• _What you will do_
Select, from the material below, each line with "Production" in it.

++++++++

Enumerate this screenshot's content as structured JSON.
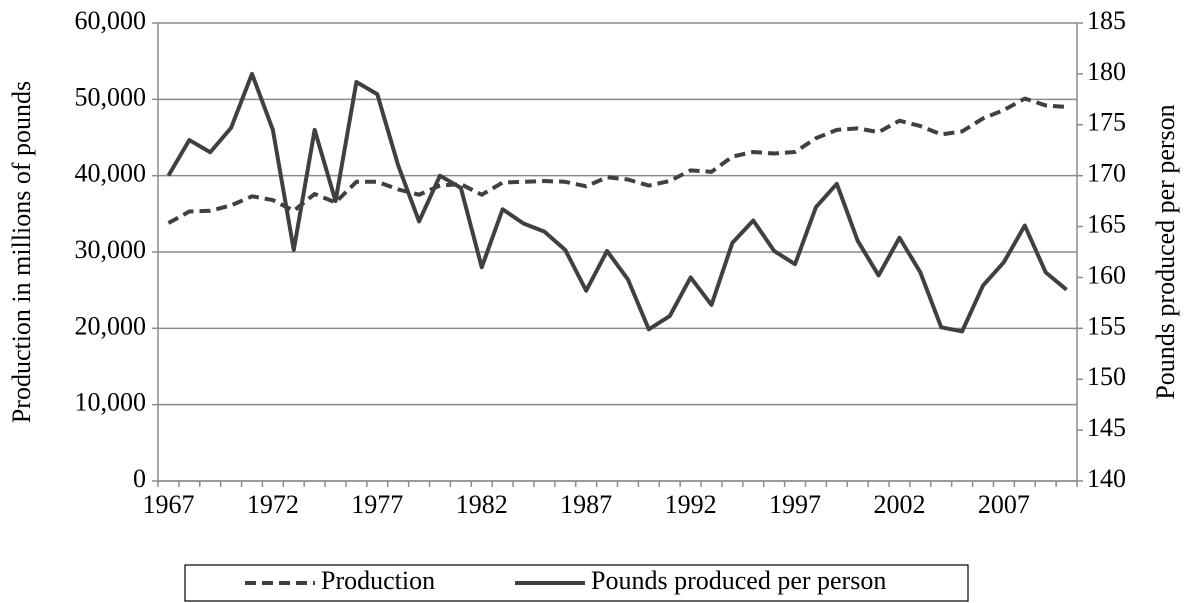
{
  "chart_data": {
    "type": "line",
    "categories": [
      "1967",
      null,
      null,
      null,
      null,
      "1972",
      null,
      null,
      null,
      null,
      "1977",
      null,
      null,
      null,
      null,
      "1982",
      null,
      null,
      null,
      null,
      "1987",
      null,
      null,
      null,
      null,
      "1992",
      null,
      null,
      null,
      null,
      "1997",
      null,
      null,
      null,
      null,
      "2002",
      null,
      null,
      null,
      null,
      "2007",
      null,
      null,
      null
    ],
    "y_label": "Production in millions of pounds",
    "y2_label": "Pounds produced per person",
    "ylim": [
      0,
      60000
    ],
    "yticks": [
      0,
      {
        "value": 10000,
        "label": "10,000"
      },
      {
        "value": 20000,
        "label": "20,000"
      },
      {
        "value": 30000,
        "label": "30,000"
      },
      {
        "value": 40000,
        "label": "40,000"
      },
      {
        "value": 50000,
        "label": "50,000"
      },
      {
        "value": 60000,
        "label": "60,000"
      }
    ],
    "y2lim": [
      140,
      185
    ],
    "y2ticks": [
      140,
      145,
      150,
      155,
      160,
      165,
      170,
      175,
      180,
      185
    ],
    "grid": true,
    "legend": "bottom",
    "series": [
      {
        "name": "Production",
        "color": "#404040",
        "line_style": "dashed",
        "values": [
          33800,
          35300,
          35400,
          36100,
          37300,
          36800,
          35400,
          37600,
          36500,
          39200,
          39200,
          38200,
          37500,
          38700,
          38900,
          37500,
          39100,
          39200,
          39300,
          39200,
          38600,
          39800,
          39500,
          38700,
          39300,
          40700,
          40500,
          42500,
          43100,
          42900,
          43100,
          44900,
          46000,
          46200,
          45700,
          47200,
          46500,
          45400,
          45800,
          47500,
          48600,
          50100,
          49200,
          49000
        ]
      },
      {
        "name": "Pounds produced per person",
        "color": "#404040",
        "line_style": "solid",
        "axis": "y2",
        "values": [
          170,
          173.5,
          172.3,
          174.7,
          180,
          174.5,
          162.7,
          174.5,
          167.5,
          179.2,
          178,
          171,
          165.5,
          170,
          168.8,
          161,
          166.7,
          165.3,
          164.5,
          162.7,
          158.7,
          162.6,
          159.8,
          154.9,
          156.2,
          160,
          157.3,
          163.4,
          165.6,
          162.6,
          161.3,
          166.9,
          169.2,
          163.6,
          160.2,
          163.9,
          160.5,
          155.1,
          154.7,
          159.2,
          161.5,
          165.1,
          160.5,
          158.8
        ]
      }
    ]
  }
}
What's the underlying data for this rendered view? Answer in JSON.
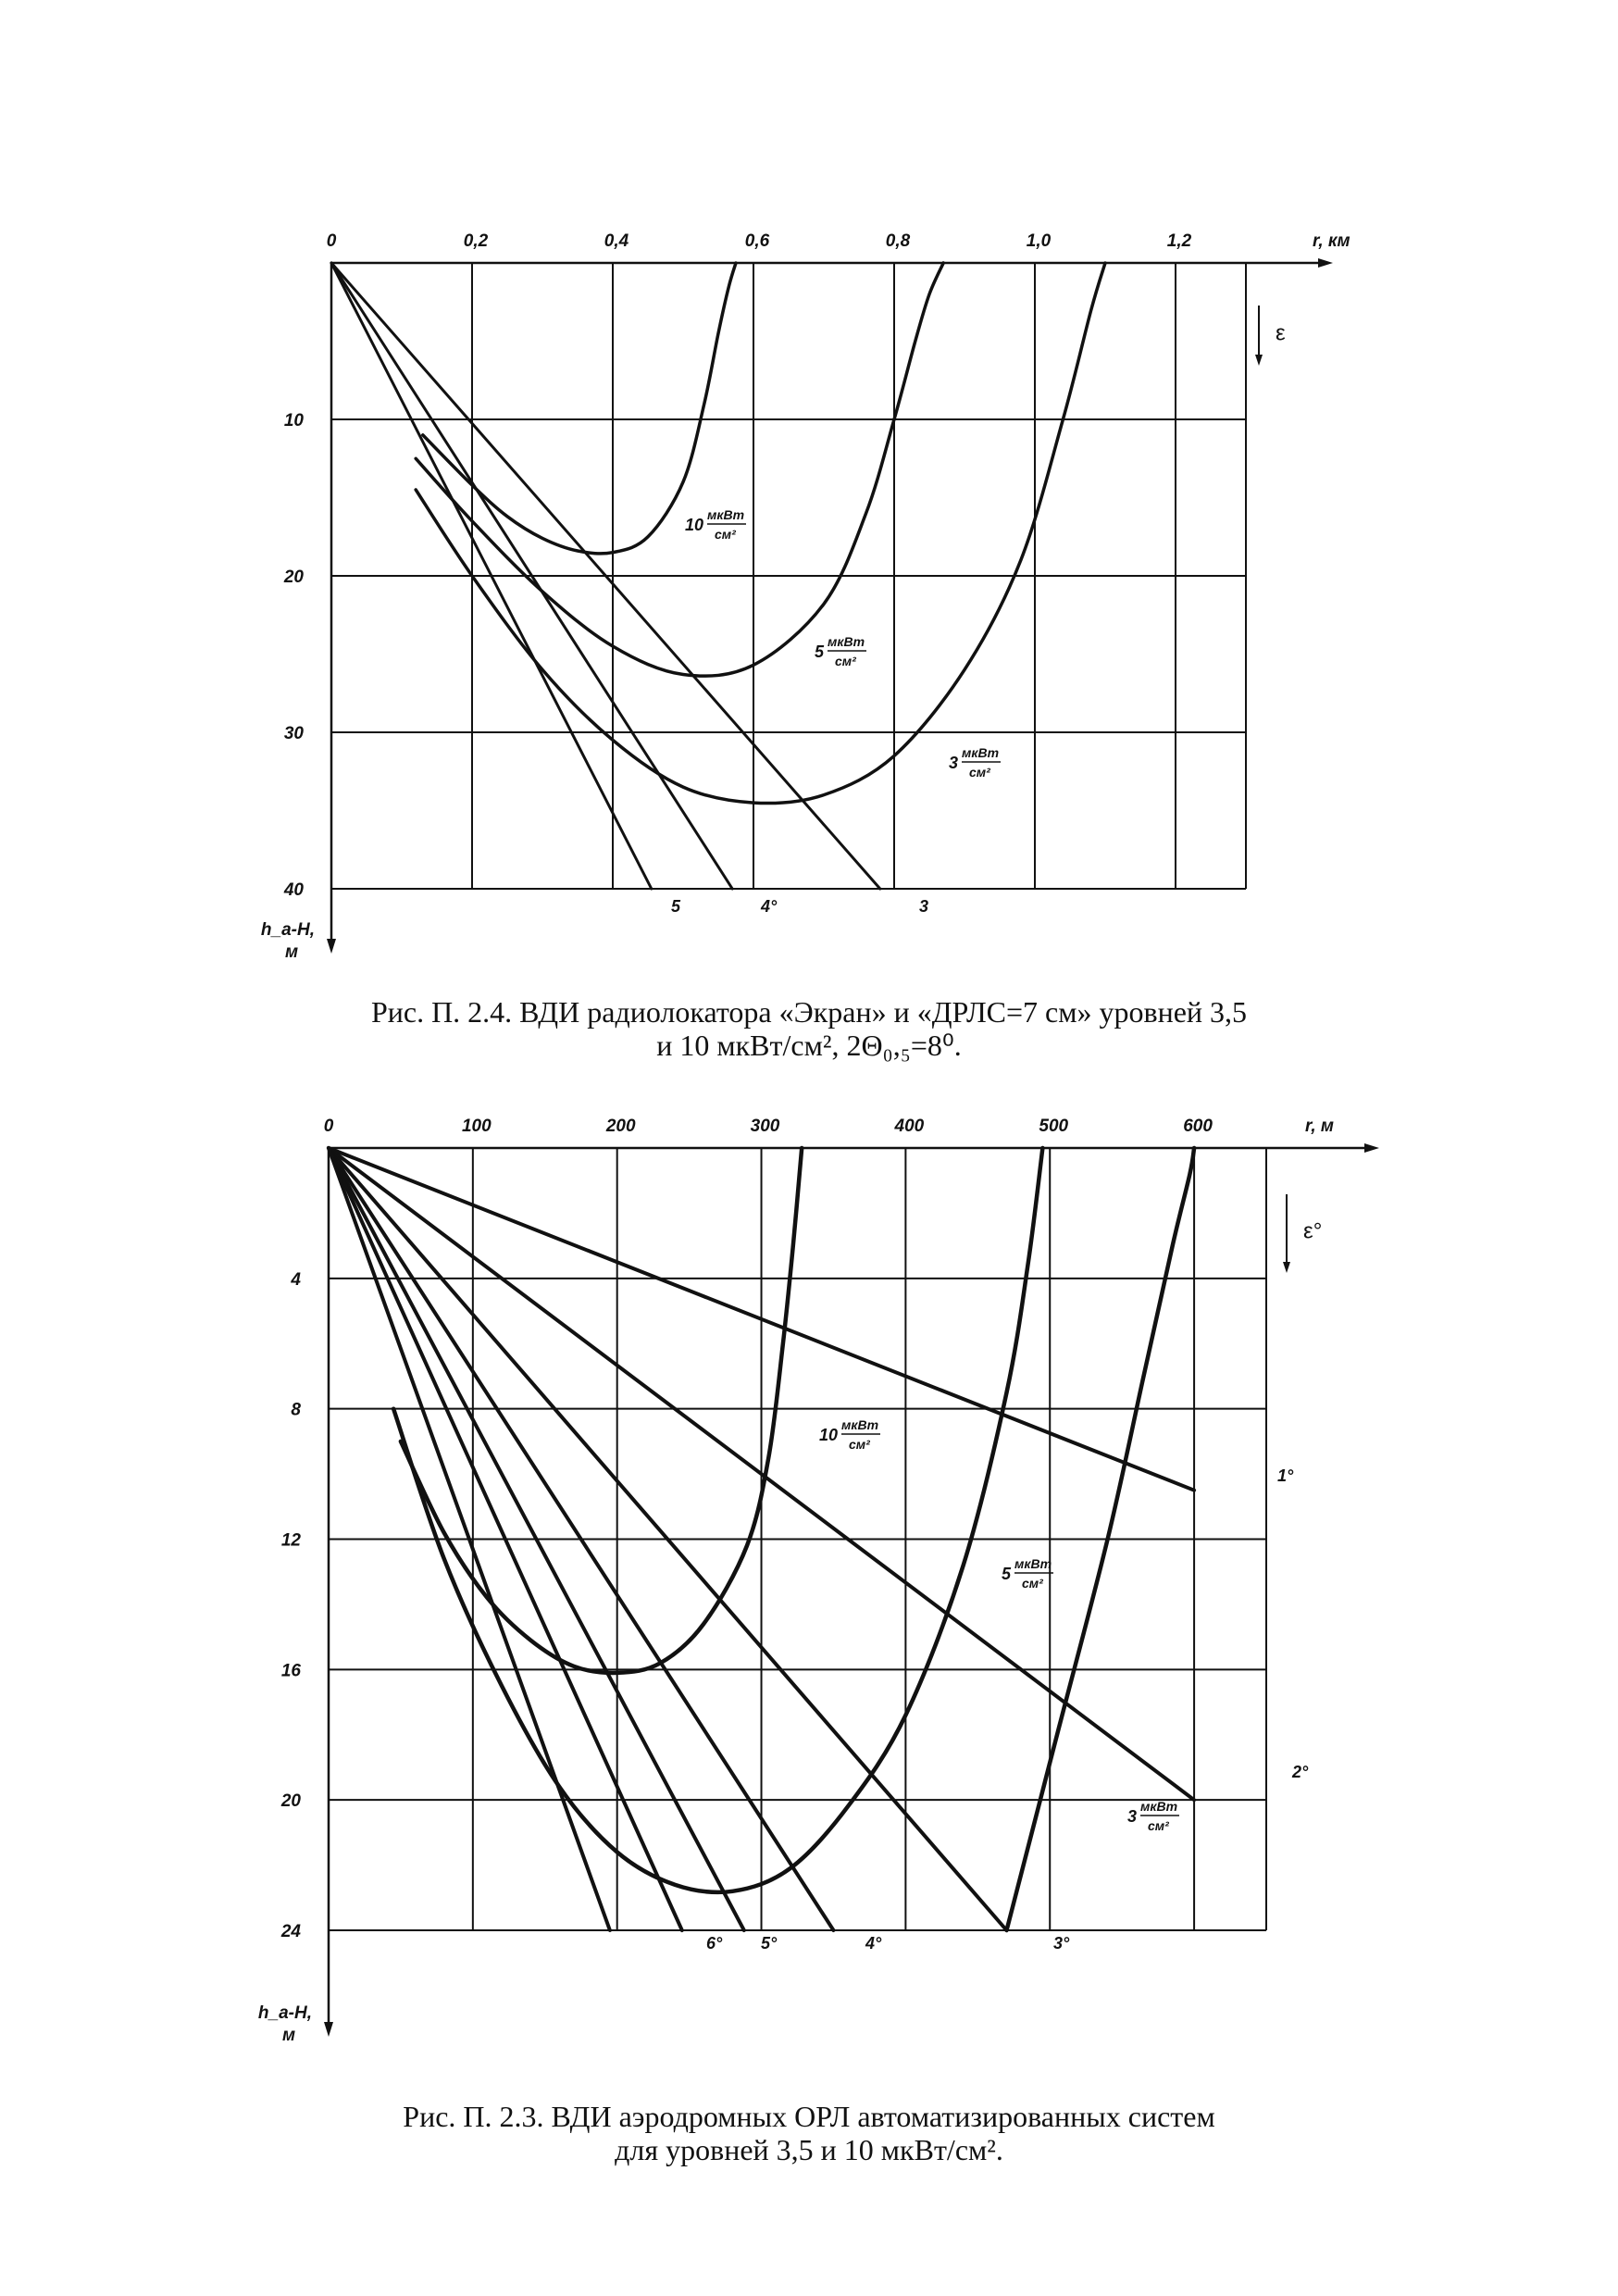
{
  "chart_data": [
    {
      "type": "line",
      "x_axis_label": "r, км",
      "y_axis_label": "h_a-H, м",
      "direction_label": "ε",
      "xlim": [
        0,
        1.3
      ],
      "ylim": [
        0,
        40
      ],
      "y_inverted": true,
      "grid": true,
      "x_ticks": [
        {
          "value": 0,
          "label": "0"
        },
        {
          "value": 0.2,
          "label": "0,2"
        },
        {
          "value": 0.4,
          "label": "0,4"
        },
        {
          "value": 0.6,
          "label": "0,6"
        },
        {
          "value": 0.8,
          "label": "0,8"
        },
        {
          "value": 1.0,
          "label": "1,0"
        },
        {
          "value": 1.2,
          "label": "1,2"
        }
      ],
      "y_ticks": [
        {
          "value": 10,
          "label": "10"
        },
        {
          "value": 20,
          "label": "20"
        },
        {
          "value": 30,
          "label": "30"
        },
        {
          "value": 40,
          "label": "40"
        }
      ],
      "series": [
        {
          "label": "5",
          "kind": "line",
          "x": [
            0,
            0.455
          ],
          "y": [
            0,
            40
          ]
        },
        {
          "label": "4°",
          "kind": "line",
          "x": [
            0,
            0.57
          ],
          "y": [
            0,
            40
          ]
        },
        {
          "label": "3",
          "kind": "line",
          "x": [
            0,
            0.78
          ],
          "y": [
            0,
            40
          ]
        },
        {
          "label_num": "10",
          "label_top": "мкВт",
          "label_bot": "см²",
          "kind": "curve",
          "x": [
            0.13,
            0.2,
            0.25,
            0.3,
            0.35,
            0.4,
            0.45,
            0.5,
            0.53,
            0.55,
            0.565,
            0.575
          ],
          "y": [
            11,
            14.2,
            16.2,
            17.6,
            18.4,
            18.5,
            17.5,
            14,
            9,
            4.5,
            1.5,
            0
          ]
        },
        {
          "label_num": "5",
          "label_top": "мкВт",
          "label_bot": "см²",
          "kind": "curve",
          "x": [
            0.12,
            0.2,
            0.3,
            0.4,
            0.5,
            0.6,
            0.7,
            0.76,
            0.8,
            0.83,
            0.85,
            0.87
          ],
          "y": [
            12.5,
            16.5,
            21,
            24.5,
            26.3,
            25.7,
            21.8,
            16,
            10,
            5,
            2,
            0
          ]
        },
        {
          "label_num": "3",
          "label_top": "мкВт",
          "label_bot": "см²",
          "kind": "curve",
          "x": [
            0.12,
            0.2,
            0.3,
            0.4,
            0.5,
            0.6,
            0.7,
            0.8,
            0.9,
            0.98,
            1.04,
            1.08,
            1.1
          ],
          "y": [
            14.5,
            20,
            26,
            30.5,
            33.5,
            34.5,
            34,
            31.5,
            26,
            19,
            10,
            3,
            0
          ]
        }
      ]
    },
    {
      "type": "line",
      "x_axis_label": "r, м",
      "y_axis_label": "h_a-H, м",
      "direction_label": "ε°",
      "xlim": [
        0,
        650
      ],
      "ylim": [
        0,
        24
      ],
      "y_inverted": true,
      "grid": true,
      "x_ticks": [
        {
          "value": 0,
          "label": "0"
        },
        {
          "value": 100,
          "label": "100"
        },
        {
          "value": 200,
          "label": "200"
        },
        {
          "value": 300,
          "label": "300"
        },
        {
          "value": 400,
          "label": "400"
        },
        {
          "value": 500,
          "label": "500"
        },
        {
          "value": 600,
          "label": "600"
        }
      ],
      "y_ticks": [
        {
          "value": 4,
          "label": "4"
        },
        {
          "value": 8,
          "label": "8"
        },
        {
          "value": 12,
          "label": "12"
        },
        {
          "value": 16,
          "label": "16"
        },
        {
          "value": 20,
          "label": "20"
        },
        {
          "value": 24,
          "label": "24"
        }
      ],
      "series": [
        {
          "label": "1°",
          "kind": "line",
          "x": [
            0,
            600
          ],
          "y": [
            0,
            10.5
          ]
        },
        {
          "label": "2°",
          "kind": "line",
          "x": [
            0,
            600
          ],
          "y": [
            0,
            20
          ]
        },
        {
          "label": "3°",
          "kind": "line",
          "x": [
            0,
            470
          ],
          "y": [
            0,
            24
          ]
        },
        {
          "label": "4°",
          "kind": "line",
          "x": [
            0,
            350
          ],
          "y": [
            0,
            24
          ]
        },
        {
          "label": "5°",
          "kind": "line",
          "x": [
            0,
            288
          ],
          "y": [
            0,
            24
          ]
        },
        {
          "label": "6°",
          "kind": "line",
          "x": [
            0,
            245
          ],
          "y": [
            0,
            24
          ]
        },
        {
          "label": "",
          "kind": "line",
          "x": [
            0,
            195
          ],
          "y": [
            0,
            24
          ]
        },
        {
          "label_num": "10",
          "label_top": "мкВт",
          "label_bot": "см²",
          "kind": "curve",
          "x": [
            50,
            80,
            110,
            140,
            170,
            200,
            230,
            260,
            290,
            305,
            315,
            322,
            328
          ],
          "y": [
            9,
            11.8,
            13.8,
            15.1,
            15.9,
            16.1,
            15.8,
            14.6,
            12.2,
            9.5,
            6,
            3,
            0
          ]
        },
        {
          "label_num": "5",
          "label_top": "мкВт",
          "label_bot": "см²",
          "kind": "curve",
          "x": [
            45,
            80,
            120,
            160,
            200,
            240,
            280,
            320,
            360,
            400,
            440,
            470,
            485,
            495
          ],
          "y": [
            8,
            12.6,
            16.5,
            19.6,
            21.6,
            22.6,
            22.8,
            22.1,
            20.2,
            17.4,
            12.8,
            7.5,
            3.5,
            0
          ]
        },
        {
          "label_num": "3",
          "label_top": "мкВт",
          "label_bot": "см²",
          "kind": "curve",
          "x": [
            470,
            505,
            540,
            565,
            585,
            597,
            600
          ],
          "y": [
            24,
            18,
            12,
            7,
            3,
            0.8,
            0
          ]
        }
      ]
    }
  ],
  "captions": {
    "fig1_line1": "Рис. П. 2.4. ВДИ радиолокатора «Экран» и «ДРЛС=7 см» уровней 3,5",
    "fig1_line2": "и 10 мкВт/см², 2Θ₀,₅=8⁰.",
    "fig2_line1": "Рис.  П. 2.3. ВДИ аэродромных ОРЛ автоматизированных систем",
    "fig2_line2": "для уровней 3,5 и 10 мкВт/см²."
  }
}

++++++++

• _Solution to this task_
    "y_label": "Production in millions of pounds",
        "name": "Production",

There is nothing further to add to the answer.